**Exercise aim:**
Identify every line in the records below that contains the word "Сесия", and copy each of those lines.
• • • • • • •
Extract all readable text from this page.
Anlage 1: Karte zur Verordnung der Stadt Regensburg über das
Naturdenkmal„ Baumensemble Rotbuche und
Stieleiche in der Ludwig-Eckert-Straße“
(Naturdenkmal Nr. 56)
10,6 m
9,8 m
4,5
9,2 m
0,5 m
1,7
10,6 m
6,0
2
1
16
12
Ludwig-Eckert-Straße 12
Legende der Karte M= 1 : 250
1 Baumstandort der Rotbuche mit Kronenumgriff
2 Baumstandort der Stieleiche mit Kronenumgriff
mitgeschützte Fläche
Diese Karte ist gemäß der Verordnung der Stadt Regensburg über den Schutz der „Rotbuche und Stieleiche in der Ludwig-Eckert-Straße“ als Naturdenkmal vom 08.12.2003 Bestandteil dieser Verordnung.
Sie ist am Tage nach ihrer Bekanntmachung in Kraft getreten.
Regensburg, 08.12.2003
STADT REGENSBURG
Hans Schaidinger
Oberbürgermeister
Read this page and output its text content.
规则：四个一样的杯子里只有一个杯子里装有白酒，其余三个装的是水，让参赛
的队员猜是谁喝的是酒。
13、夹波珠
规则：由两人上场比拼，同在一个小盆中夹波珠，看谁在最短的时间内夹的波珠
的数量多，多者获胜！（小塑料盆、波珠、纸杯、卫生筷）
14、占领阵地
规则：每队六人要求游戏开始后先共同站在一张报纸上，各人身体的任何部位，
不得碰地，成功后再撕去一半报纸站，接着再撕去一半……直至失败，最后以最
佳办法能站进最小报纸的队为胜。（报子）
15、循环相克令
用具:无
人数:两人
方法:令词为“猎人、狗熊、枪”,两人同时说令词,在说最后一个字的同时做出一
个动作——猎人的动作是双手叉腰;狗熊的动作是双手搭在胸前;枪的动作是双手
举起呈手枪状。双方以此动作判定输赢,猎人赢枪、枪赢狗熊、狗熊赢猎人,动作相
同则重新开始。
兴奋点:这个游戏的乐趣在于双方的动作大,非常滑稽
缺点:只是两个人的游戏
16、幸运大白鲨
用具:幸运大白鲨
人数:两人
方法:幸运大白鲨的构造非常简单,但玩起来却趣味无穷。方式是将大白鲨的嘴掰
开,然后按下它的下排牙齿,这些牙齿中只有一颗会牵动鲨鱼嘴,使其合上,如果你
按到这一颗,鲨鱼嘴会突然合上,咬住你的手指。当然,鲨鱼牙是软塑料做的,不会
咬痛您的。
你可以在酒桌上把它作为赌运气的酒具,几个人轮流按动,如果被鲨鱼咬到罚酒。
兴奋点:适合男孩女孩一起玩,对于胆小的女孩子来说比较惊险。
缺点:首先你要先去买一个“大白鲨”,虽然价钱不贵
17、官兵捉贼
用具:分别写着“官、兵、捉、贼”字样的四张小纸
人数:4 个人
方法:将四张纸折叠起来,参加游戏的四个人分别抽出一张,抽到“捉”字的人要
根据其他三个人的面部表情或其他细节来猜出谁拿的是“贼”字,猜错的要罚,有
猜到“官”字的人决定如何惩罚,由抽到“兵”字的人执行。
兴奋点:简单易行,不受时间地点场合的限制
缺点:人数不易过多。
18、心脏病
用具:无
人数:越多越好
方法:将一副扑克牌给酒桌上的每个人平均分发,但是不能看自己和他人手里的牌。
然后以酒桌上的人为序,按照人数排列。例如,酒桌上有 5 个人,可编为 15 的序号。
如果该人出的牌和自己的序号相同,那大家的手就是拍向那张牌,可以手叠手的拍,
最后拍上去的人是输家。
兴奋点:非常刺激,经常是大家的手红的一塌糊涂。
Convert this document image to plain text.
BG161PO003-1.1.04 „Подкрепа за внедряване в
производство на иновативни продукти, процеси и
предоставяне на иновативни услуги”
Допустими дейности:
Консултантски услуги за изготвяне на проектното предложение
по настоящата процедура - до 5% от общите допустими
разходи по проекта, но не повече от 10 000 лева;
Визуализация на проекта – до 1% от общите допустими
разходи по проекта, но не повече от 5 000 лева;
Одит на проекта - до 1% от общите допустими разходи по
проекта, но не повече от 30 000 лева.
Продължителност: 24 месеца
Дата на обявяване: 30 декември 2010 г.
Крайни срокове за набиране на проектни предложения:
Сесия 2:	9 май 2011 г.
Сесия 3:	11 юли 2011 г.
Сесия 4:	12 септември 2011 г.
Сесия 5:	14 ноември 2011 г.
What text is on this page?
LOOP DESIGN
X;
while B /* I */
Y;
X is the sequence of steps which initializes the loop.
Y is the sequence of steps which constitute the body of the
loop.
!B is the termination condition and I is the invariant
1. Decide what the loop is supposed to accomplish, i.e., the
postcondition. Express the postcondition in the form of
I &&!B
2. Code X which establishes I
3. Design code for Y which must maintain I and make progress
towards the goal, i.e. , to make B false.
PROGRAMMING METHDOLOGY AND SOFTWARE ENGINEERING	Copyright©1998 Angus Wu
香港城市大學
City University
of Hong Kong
• • • • • • •
**The result:**
Сесия 2:	9 май 2011 г.
Сесия 3:	11 юли 2011 г.
Сесия 4:	12 септември 2011 г.
Сесия 5:	14 ноември 2011 г.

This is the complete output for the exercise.